Dataset items:
»»

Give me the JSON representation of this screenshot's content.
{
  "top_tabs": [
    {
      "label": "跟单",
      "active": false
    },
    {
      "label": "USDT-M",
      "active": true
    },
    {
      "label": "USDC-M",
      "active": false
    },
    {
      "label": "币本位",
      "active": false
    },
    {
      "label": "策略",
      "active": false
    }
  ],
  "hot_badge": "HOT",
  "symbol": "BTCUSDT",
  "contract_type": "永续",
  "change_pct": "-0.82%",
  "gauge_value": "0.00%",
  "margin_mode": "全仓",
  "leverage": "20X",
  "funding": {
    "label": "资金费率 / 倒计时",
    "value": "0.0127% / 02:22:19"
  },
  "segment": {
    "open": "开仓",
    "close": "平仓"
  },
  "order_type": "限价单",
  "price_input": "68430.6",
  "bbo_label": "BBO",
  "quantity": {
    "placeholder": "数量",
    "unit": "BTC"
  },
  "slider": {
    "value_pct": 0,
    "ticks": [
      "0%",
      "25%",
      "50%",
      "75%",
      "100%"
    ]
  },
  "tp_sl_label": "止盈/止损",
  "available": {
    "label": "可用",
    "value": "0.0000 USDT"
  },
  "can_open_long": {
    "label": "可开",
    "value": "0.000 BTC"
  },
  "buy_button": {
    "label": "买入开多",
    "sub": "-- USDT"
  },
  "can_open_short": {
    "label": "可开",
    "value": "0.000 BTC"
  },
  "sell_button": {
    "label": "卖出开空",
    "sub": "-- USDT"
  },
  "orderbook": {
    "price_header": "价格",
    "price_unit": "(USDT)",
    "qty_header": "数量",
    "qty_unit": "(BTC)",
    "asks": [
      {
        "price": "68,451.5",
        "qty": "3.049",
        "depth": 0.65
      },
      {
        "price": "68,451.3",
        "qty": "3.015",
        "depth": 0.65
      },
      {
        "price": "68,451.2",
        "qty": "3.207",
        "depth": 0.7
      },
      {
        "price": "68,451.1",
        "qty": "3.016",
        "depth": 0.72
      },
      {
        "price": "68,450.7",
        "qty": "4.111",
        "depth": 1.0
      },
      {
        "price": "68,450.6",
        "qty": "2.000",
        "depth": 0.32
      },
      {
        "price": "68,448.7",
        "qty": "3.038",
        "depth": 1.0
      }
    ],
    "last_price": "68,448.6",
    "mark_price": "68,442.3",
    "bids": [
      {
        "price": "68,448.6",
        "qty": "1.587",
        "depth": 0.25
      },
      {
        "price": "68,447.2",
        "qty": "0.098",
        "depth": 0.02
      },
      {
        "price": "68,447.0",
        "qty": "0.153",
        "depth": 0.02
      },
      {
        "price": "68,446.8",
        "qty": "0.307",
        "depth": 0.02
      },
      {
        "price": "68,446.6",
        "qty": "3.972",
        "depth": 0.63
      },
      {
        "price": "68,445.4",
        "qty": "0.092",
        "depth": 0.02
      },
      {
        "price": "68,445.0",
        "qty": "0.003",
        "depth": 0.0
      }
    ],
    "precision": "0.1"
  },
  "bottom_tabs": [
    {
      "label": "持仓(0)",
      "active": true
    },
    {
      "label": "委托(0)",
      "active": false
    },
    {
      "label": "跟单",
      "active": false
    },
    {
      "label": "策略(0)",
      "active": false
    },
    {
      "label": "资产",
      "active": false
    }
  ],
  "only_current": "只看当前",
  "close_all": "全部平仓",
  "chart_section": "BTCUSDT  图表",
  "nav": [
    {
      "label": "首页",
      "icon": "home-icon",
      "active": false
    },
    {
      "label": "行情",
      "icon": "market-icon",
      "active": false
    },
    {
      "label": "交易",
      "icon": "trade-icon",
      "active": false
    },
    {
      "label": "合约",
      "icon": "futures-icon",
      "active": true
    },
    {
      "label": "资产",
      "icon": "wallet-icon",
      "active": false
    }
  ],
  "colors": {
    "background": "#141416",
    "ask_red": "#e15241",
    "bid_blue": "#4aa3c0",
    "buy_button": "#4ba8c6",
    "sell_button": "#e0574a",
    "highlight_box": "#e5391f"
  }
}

««
»»

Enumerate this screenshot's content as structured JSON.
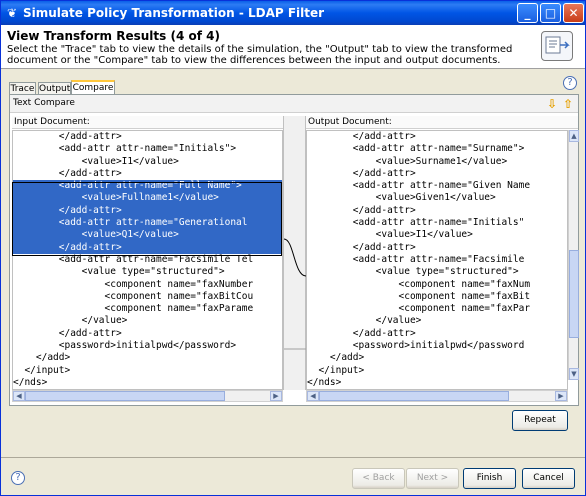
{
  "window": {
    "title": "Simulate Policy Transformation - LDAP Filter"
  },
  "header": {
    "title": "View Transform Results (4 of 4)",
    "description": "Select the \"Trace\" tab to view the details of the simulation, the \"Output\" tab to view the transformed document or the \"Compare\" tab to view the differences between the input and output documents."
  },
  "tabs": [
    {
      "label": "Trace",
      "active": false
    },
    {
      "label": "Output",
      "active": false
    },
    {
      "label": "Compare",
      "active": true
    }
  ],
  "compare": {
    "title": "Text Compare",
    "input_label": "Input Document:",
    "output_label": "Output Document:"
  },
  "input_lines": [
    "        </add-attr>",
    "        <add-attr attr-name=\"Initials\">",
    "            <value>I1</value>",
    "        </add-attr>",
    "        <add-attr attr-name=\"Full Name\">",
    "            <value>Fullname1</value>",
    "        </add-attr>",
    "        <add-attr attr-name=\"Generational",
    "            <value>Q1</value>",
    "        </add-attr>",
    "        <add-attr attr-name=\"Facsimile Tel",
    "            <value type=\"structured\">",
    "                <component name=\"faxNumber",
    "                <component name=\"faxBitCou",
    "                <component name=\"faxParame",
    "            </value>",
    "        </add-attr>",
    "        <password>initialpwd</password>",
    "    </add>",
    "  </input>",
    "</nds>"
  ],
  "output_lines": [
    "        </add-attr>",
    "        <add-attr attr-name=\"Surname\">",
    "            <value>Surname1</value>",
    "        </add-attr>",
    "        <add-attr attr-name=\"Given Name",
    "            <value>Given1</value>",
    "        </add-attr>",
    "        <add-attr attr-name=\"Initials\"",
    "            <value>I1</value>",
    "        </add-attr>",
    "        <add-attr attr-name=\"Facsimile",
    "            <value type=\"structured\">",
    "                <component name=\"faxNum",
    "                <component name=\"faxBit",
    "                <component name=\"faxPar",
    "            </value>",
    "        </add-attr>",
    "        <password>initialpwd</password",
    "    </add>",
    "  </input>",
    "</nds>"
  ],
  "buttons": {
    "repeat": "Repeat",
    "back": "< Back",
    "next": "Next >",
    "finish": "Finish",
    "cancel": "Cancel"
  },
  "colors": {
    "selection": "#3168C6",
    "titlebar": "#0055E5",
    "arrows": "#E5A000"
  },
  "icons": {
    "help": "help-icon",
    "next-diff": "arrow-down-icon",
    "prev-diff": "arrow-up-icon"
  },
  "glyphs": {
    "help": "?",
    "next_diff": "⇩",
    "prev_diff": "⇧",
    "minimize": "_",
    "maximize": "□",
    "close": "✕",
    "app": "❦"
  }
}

««
»»

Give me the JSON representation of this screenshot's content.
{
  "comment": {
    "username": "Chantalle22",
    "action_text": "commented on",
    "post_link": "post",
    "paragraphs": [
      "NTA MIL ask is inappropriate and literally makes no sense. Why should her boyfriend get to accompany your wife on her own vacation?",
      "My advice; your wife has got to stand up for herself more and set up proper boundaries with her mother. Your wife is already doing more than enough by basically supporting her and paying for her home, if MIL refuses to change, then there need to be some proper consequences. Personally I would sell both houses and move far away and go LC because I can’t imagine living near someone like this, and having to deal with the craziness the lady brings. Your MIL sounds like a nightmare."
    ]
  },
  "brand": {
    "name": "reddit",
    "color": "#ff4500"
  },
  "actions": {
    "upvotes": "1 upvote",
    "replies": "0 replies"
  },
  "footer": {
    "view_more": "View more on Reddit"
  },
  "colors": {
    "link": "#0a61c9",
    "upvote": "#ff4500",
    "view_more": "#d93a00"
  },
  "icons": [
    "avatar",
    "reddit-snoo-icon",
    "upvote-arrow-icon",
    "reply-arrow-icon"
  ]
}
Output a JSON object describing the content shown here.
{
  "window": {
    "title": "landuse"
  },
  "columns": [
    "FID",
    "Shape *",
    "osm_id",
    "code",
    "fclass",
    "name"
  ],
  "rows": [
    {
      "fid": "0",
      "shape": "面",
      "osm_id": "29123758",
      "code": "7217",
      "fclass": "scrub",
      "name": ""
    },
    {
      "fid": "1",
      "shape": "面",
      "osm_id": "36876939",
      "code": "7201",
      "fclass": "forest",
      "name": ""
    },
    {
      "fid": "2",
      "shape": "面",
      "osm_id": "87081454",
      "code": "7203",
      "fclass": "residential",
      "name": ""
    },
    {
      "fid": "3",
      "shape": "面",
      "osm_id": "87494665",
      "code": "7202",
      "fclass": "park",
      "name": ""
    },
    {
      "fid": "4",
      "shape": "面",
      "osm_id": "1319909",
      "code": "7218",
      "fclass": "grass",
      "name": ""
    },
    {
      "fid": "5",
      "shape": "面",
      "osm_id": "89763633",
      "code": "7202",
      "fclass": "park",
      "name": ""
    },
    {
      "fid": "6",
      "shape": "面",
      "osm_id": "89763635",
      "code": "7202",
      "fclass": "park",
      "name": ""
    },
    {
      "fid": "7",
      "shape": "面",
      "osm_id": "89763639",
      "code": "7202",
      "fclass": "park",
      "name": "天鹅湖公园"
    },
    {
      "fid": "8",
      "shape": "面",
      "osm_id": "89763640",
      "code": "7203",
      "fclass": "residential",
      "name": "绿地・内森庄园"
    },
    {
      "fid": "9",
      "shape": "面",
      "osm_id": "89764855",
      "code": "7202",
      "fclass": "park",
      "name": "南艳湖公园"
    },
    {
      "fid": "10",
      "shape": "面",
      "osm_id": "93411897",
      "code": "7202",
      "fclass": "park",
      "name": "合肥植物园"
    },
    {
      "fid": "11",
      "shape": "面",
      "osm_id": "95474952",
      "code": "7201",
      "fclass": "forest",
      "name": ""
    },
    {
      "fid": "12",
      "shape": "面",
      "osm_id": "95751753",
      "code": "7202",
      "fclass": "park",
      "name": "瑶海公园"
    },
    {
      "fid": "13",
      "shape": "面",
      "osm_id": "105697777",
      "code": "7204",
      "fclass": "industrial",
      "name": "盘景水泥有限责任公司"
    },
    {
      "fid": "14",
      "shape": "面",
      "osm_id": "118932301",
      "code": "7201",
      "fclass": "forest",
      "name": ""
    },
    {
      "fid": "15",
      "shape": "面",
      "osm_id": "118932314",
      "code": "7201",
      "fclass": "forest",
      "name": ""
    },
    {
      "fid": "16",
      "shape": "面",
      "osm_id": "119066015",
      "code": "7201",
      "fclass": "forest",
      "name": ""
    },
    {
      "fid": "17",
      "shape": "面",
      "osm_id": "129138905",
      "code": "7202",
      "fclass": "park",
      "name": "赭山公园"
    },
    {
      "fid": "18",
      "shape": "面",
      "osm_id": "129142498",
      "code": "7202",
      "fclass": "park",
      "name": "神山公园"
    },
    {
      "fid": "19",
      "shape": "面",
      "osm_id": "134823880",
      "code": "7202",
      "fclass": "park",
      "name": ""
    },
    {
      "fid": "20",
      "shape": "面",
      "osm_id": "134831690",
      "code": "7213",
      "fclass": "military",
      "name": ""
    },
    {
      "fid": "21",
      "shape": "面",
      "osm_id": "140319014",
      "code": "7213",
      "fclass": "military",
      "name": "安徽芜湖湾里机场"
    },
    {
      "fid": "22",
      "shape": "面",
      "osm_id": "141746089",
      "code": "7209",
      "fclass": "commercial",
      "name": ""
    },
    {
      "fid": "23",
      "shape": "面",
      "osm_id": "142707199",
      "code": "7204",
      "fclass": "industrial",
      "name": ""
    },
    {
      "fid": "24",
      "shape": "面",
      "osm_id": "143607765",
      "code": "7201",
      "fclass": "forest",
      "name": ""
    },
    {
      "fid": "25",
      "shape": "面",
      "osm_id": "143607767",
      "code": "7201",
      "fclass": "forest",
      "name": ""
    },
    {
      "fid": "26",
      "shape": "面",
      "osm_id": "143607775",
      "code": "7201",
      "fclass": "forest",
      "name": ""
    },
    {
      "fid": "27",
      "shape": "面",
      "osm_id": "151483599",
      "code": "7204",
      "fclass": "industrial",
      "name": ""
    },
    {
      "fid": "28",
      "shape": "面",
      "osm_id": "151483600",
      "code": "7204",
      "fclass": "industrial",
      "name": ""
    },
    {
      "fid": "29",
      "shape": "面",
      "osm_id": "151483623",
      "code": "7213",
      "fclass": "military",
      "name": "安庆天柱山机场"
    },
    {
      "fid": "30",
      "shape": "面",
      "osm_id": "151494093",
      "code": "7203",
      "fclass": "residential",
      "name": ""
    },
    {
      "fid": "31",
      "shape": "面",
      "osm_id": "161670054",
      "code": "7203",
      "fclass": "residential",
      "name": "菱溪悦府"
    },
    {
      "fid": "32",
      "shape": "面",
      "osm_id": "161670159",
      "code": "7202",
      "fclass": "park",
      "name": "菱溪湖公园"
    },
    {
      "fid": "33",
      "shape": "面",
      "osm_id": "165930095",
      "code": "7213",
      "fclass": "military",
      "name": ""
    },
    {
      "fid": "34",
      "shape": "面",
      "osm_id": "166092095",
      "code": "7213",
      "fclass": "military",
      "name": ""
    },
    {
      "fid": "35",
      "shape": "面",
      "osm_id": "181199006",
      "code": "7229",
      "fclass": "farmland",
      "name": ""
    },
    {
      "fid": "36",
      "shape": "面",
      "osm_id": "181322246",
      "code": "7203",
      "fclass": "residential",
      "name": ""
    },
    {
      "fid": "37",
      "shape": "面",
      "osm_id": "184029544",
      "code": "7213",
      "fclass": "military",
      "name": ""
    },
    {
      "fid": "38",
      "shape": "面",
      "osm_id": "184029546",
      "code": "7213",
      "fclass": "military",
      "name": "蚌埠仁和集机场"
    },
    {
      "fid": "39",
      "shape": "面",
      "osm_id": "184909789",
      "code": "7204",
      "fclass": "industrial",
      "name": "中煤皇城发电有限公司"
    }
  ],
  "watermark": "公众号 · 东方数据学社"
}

««

SHORT TASK: Choose all lines containing the string "content" and copy them out.

FINAL RESULT:
Give me the JSON representation of this screenshot's content.
Enumerate this screenshot's content as structured JSON.
Give me the JSON representation of this screenshot's content.
Output a JSON object describing the content shown here.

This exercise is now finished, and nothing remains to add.